Exercise directions:
Every record should be written out exactly, please.

Material provided:
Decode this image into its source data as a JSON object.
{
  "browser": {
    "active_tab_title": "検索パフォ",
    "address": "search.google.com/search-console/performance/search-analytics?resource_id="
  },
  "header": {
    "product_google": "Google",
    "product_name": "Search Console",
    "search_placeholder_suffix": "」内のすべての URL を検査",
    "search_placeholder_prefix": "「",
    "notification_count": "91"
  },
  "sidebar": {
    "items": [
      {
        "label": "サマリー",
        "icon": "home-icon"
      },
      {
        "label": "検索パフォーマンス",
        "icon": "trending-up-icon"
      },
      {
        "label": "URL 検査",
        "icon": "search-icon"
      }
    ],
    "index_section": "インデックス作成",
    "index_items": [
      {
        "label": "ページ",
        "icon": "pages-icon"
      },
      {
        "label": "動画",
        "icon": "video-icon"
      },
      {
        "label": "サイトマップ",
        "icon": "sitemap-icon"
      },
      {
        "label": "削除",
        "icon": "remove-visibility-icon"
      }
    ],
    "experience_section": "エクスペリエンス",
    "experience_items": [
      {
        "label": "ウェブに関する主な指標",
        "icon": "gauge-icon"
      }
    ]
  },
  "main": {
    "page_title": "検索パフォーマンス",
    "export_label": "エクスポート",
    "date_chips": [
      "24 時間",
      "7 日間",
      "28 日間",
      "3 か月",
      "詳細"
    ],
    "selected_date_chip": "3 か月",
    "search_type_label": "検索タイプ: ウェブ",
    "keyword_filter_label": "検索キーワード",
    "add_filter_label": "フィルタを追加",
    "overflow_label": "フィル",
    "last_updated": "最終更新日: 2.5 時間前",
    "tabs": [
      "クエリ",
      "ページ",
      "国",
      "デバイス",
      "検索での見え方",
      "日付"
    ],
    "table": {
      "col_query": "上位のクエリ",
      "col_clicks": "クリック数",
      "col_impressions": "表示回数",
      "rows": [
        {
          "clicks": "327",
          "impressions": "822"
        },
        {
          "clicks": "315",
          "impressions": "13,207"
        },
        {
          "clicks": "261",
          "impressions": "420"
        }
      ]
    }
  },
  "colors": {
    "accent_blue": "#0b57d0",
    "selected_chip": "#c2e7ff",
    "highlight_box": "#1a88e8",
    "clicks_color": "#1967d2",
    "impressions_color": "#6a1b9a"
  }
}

Reply to the task:
Decode this image into its source data as a JSON object.
{
  "browser": {
    "active_tab_title": "検索パフォ",
    "address": "search.google.com/search-console/performance/search-analytics?resource_id="
  },
  "header": {
    "product_google": "Google",
    "product_name": "Search Console",
    "search_placeholder_suffix": "」内のすべての URL を検査",
    "search_placeholder_prefix": "「",
    "notification_count": "91"
  },
  "sidebar": {
    "items": [
      {
        "label": "サマリー",
        "icon": "home-icon"
      },
      {
        "label": "検索パフォーマンス",
        "icon": "trending-up-icon"
      },
      {
        "label": "URL 検査",
        "icon": "search-icon"
      }
    ],
    "index_section": "インデックス作成",
    "index_items": [
      {
        "label": "ページ",
        "icon": "pages-icon"
      },
      {
        "label": "動画",
        "icon": "video-icon"
      },
      {
        "label": "サイトマップ",
        "icon": "sitemap-icon"
      },
      {
        "label": "削除",
        "icon": "remove-visibility-icon"
      }
    ],
    "experience_section": "エクスペリエンス",
    "experience_items": [
      {
        "label": "ウェブに関する主な指標",
        "icon": "gauge-icon"
      }
    ]
  },
  "main": {
    "page_title": "検索パフォーマンス",
    "export_label": "エクスポート",
    "date_chips": [
      "24 時間",
      "7 日間",
      "28 日間",
      "3 か月",
      "詳細"
    ],
    "selected_date_chip": "3 か月",
    "search_type_label": "検索タイプ: ウェブ",
    "keyword_filter_label": "検索キーワード",
    "add_filter_label": "フィルタを追加",
    "overflow_label": "フィル",
    "last_updated": "最終更新日: 2.5 時間前",
    "tabs": [
      "クエリ",
      "ページ",
      "国",
      "デバイス",
      "検索での見え方",
      "日付"
    ],
    "table": {
      "col_query": "上位のクエリ",
      "col_clicks": "クリック数",
      "col_impressions": "表示回数",
      "rows": [
        {
          "clicks": "327",
          "impressions": "822"
        },
        {
          "clicks": "315",
          "impressions": "13,207"
        },
        {
          "clicks": "261",
          "impressions": "420"
        }
      ]
    }
  },
  "colors": {
    "accent_blue": "#0b57d0",
    "selected_chip": "#c2e7ff",
    "highlight_box": "#1a88e8",
    "clicks_color": "#1967d2",
    "impressions_color": "#6a1b9a"
  }
}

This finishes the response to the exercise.